** What is needed **
In the listing below, rename "pencil-icon" to "edit-icon" wherever it appears and reproduce every line otherwise unchanged, leaving out the pictures.

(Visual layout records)
=====
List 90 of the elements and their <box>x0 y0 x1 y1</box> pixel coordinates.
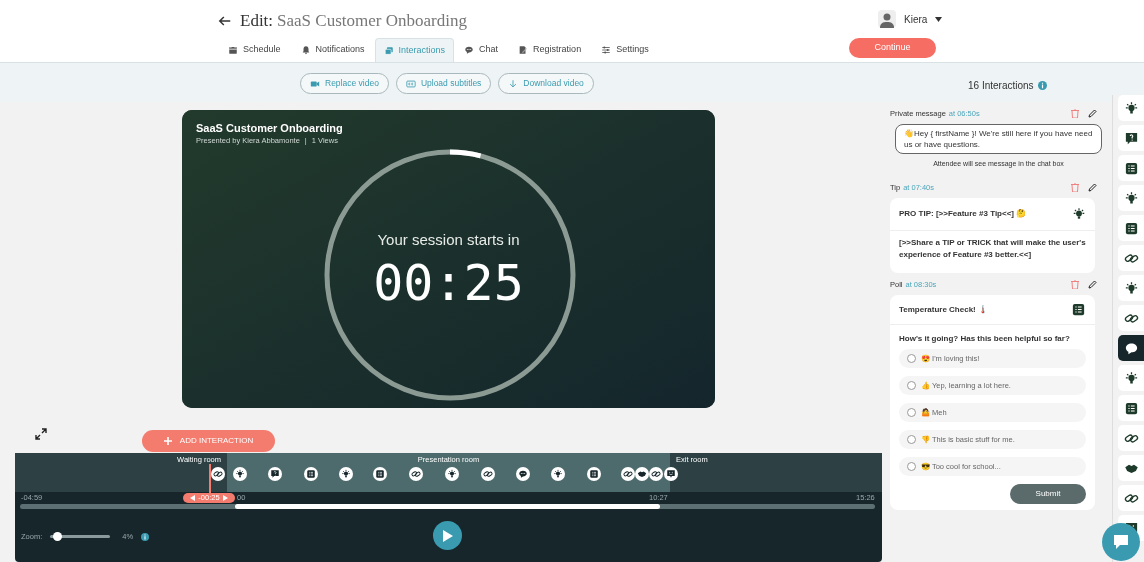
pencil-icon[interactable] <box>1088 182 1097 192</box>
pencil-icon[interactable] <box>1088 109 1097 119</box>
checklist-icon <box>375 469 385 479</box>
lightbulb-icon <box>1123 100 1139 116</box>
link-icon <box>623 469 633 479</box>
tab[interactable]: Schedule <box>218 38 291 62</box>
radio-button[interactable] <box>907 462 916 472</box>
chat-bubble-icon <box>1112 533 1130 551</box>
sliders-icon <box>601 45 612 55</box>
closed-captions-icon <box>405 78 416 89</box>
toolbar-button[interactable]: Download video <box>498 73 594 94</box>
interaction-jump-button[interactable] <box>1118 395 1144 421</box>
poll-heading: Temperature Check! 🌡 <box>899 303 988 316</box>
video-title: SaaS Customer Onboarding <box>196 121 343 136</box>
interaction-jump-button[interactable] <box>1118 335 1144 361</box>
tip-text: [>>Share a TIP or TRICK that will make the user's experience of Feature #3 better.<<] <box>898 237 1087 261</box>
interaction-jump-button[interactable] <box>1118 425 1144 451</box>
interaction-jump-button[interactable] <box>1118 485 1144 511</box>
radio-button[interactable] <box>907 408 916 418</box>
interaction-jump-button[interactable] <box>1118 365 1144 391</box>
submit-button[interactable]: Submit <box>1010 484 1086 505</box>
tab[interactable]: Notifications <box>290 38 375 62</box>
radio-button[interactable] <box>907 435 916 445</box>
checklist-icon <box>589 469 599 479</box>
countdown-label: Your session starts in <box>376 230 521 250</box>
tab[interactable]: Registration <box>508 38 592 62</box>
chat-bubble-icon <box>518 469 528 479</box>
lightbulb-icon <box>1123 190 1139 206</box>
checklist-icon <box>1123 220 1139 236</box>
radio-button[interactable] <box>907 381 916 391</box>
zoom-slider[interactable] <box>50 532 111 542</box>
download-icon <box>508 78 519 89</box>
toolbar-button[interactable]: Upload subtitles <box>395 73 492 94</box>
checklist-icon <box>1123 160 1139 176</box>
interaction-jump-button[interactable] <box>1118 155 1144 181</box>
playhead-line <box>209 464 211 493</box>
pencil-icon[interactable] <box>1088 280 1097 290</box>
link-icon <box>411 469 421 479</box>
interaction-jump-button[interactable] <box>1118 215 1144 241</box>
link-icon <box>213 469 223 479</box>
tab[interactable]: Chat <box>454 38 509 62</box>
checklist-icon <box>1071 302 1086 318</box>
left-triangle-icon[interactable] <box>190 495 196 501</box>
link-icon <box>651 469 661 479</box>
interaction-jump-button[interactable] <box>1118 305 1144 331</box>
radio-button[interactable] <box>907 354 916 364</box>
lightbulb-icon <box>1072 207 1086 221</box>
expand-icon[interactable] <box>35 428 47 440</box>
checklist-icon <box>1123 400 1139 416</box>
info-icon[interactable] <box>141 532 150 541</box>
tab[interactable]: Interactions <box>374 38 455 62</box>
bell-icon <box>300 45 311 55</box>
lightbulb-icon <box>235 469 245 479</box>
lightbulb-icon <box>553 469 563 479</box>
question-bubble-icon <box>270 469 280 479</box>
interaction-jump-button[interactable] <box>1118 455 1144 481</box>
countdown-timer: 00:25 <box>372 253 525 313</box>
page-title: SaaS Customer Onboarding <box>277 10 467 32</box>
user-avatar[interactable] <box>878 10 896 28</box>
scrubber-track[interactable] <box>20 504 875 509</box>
=====
** Final result **
List 90 of the elements and their <box>x0 y0 x1 y1</box> pixel coordinates.
edit-icon[interactable] <box>1088 182 1097 192</box>
edit-icon[interactable] <box>1088 109 1097 119</box>
checklist-icon <box>375 469 385 479</box>
lightbulb-icon <box>1123 100 1139 116</box>
link-icon <box>623 469 633 479</box>
tab[interactable]: Schedule <box>218 38 291 62</box>
radio-button[interactable] <box>907 462 916 472</box>
chat-bubble-icon <box>1112 533 1130 551</box>
sliders-icon <box>601 45 612 55</box>
closed-captions-icon <box>405 78 416 89</box>
toolbar-button[interactable]: Download video <box>498 73 594 94</box>
interaction-jump-button[interactable] <box>1118 395 1144 421</box>
poll-heading: Temperature Check! 🌡 <box>899 303 988 316</box>
video-title: SaaS Customer Onboarding <box>196 121 343 136</box>
interaction-jump-button[interactable] <box>1118 335 1144 361</box>
tip-text: [>>Share a TIP or TRICK that will make the user's experience of Feature #3 better.<<] <box>898 237 1087 261</box>
interaction-jump-button[interactable] <box>1118 425 1144 451</box>
interaction-jump-button[interactable] <box>1118 485 1144 511</box>
radio-button[interactable] <box>907 408 916 418</box>
interaction-jump-button[interactable] <box>1118 365 1144 391</box>
submit-button[interactable]: Submit <box>1010 484 1086 505</box>
tab[interactable]: Notifications <box>290 38 375 62</box>
radio-button[interactable] <box>907 435 916 445</box>
checklist-icon <box>589 469 599 479</box>
countdown-label: Your session starts in <box>376 230 521 250</box>
tab[interactable]: Registration <box>508 38 592 62</box>
chat-bubble-icon <box>518 469 528 479</box>
lightbulb-icon <box>1123 190 1139 206</box>
checklist-icon <box>1123 220 1139 236</box>
radio-button[interactable] <box>907 381 916 391</box>
zoom-slider[interactable] <box>50 532 111 542</box>
download-icon <box>508 78 519 89</box>
toolbar-button[interactable]: Upload subtitles <box>395 73 492 94</box>
checklist-icon <box>1123 160 1139 176</box>
interaction-jump-button[interactable] <box>1118 155 1144 181</box>
playhead-line <box>209 464 211 493</box>
edit-icon[interactable] <box>1088 280 1097 290</box>
link-icon <box>411 469 421 479</box>
interaction-jump-button[interactable] <box>1118 215 1144 241</box>
link-icon <box>213 469 223 479</box>
tab[interactable]: Chat <box>454 38 509 62</box>
checklist-icon <box>1071 302 1086 318</box>
left-triangle-icon[interactable] <box>190 495 196 501</box>
link-icon <box>651 469 661 479</box>
interaction-jump-button[interactable] <box>1118 305 1144 331</box>
radio-button[interactable] <box>907 354 916 364</box>
lightbulb-icon <box>1072 207 1086 221</box>
expand-icon[interactable] <box>35 428 47 440</box>
checklist-icon <box>1123 400 1139 416</box>
info-icon[interactable] <box>141 532 150 541</box>
tab[interactable]: Interactions <box>374 38 455 62</box>
bell-icon <box>300 45 311 55</box>
lightbulb-icon <box>235 469 245 479</box>
lightbulb-icon <box>553 469 563 479</box>
question-bubble-icon <box>270 469 280 479</box>
interaction-jump-button[interactable] <box>1118 455 1144 481</box>
countdown-timer: 00:25 <box>372 253 525 313</box>
page-title: SaaS Customer Onboarding <box>277 10 467 32</box>
user-avatar[interactable] <box>878 10 896 28</box>
scrubber-track[interactable] <box>20 504 875 509</box>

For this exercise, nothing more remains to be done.